PASSAGE SHOWN
-.-.-
It's an efficiency measure. Say you have a string x. Taking
a slice of the string - x[a:a+10] - will implicitly create a
new string containing the specified data. Doing the same
using buffer - buffer(x, a, 10) - will not. Essentially,
buffer() gives you a window into a piece of contiguous data,
without the cost of making a copy of the data you want to
extract. 

To see how this might be useful, consider writing a simple
web server. The web server reads a local file into memory,
and then feeds it bit by bit to a socket until the data is
exhausted. Without using buffer, the server would have to
create a copy of each snippet of data fed to the socket.
Using buffer, however, the copies are avoided, and the data
can be consumed more efficently. The code below demonstrates
this idea in an elementary fashion  - on my system,
"takebuf" runs about twice as fast as "take".
-.-.-
TASK SET
**1)** In the passage about buffer(), how much faster than "take" does "takebuf" run on the writer's system?
**2)** Reproduce the passage about buffer() word for word, from "It's an efficiency" to "to the socket.".
**3)** Resume the passage about buffer() after its last sentence, continuing in the same style.
-.-.-
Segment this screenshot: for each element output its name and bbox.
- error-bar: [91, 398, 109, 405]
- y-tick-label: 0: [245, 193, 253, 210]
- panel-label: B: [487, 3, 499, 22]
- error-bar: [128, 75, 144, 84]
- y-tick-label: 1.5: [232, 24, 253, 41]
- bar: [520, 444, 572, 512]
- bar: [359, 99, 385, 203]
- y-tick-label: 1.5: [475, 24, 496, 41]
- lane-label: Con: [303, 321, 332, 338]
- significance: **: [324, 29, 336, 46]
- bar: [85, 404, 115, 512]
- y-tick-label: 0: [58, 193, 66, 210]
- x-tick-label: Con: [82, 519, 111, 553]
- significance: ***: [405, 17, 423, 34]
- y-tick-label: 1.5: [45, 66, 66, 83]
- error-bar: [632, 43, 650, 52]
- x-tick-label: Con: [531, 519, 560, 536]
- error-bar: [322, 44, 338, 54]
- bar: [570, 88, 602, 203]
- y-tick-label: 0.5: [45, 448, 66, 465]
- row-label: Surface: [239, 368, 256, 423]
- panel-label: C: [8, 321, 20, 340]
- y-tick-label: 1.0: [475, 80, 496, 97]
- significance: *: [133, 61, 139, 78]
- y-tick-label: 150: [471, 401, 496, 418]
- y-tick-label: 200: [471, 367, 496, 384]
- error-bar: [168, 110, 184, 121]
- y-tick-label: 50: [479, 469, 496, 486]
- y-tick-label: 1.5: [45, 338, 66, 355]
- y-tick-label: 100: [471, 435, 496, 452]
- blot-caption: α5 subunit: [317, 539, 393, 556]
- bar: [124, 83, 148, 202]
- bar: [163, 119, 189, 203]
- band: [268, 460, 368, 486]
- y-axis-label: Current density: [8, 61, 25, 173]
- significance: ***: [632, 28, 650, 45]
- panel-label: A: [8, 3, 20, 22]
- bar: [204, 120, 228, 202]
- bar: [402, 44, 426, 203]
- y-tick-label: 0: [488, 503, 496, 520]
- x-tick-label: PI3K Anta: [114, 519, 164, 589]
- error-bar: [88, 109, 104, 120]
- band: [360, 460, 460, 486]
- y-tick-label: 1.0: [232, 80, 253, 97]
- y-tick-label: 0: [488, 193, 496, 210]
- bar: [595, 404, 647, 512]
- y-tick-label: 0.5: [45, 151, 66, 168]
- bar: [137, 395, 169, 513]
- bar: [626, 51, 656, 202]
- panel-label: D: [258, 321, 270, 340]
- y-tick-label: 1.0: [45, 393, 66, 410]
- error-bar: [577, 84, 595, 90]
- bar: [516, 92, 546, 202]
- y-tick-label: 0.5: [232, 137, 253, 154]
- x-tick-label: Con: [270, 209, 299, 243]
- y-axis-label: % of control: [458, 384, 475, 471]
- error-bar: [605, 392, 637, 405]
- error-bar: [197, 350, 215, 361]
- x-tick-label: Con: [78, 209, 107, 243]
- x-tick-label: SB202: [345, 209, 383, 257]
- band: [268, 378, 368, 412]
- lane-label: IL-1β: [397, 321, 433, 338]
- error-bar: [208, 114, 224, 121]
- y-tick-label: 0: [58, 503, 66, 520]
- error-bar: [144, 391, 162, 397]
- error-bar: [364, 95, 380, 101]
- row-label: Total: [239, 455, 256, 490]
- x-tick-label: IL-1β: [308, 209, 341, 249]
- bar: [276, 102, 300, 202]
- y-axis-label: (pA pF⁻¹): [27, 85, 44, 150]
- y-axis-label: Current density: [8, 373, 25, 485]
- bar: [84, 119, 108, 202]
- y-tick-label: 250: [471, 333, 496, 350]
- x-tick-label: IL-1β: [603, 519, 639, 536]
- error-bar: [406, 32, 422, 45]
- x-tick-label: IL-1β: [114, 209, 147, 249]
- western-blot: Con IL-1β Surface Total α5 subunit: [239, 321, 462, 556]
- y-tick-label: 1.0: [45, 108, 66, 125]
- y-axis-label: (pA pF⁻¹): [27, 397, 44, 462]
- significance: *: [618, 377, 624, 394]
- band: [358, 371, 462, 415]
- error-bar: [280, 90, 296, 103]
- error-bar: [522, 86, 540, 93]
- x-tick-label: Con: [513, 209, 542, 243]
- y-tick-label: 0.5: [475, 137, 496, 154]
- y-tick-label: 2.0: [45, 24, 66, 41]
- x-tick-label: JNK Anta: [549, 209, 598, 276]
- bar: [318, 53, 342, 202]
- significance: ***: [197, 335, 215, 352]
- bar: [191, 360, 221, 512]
-.-.-
THE REPLIES
**1)** About twice as fast.

**2)**
It's an efficiency measure. Say you have a string x. Taking
a slice of the string - x[a:a+10] - will implicitly create a
new string containing the specified data. Doing the same
using buffer - buffer(x, a, 10) - will not. Essentially,
buffer() gives you a window into a piece of contiguous data,
without the cost of making a copy of the data you want to
extract. 

To see how this might be useful, consider writing a simple
web server. The web server reads a local file into memory,
and then feeds it bit by bit to a socket until the data is
exhausted. Without using buffer, the server would have to
create a copy of each snippet of data fed to the socket.

**3)**
------

#!/usr/bin/env python2.3
import time

SIZE = 1024*1024*50
data = "O"*SIZE

def take(data):
    for i in range(0, SIZE, 1024):
        yield data[i:i+1024]

def takebuf(data):
    for i in range(0, SIZE, 1024):
        yield buffer(data, i, 1024)

def main():
    start = time.time()
    for i in take(data):
        pass
    print "Plain:\t", time.time()-start

    start = time.time()
    for i in takebuf(data):
        pass
    print "Buffer:\t", time.time()-start

if __name__ == "__main__":
    main()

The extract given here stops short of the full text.